• EXERCISE DESCRIPTION: Select from the data all lines with the word "text".

• DATA SECTION:
---

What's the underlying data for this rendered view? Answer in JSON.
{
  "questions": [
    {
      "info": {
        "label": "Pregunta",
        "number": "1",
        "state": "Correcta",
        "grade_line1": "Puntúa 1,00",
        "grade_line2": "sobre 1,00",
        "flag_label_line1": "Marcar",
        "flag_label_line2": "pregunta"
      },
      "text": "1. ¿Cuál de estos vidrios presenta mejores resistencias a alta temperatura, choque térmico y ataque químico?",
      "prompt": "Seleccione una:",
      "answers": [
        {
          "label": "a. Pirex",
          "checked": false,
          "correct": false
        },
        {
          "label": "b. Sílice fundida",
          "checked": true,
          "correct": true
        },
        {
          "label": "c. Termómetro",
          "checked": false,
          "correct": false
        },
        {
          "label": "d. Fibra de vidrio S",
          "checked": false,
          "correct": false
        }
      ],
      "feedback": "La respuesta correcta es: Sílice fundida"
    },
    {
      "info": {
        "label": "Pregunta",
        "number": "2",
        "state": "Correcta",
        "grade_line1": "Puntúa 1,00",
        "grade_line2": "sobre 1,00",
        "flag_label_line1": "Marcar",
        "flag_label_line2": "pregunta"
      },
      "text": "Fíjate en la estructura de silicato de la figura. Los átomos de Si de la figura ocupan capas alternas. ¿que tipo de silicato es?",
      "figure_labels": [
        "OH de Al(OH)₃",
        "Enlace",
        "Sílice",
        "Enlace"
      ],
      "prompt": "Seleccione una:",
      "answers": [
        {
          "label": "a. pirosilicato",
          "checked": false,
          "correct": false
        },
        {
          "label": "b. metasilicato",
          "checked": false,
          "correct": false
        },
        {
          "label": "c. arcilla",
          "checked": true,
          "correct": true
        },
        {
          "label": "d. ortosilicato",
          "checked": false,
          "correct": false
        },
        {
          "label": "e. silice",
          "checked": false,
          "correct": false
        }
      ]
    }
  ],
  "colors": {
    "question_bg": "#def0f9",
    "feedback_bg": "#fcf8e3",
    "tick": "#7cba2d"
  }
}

---

• THE COMPLETED TASK:
      "text": "1. ¿Cuál de estos vidrios presenta mejores resistencias a alta temperatura, choque térmico y ataque químico?",
      "text": "Fíjate en la estructura de silicato de la figura. Los átomos de Si de la figura ocupan capas alternas. ¿que tipo de silicato es?",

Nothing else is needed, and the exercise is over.